▶ [Aim of the exercise] Leave out every picture, then transcribe the rest of the listing exactly.

▶ [Input data]
┌────────

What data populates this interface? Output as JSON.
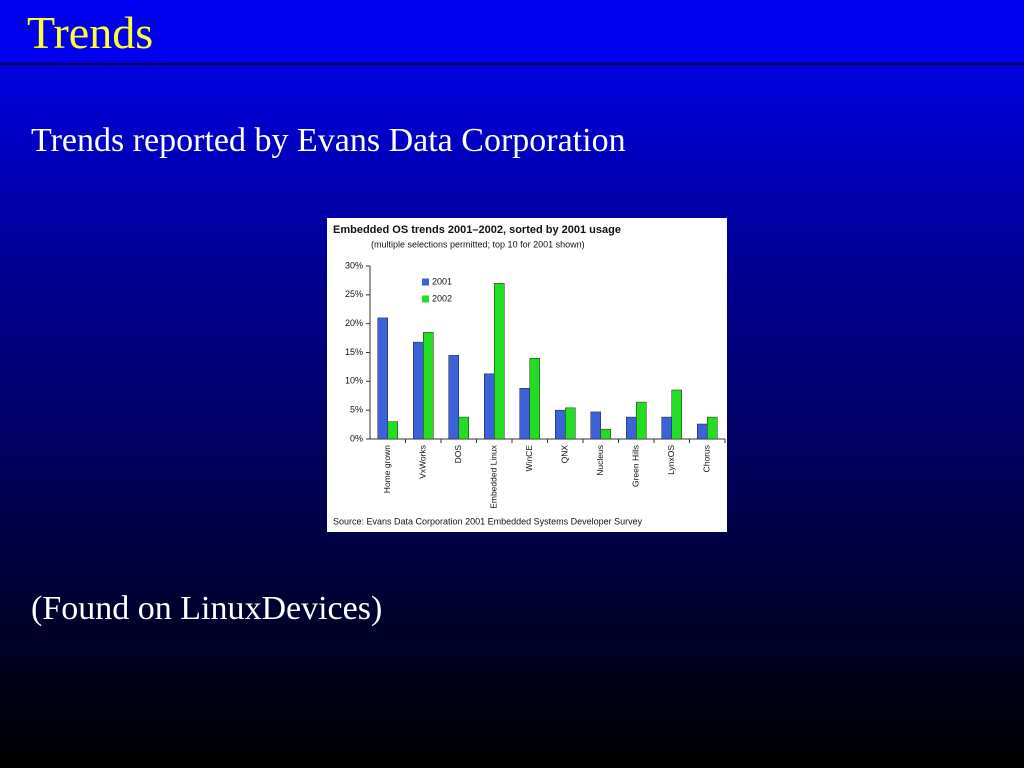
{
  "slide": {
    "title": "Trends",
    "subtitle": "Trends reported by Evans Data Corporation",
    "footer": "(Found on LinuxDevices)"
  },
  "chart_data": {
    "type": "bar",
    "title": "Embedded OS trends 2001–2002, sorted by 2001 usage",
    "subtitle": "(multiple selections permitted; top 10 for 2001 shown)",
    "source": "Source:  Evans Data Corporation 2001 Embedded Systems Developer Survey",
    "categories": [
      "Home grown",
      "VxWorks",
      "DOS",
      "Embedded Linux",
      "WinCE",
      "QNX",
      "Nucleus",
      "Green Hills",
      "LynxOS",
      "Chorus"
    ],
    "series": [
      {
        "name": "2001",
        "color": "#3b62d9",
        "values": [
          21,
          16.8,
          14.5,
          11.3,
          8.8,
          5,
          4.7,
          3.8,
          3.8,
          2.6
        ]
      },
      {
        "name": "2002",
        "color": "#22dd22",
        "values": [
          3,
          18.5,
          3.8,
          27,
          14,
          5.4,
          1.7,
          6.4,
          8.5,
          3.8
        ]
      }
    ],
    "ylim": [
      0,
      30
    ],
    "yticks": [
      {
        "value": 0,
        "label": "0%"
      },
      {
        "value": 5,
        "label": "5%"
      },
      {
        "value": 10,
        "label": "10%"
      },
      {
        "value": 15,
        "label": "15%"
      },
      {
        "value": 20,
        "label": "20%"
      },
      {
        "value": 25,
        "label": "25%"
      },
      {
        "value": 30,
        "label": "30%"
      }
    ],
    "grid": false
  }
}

└────────

▶ [Solved problem]
What data populates this interface? Output as JSON.
{
  "slide": {
    "title": "Trends",
    "subtitle": "Trends reported by Evans Data Corporation",
    "footer": "(Found on LinuxDevices)"
  },
  "chart_data": {
    "type": "bar",
    "title": "Embedded OS trends 2001–2002, sorted by 2001 usage",
    "subtitle": "(multiple selections permitted; top 10 for 2001 shown)",
    "source": "Source:  Evans Data Corporation 2001 Embedded Systems Developer Survey",
    "categories": [
      "Home grown",
      "VxWorks",
      "DOS",
      "Embedded Linux",
      "WinCE",
      "QNX",
      "Nucleus",
      "Green Hills",
      "LynxOS",
      "Chorus"
    ],
    "series": [
      {
        "name": "2001",
        "color": "#3b62d9",
        "values": [
          21,
          16.8,
          14.5,
          11.3,
          8.8,
          5,
          4.7,
          3.8,
          3.8,
          2.6
        ]
      },
      {
        "name": "2002",
        "color": "#22dd22",
        "values": [
          3,
          18.5,
          3.8,
          27,
          14,
          5.4,
          1.7,
          6.4,
          8.5,
          3.8
        ]
      }
    ],
    "ylim": [
      0,
      30
    ],
    "yticks": [
      {
        "value": 0,
        "label": "0%"
      },
      {
        "value": 5,
        "label": "5%"
      },
      {
        "value": 10,
        "label": "10%"
      },
      {
        "value": 15,
        "label": "15%"
      },
      {
        "value": 20,
        "label": "20%"
      },
      {
        "value": 25,
        "label": "25%"
      },
      {
        "value": 30,
        "label": "30%"
      }
    ],
    "grid": false
  }
}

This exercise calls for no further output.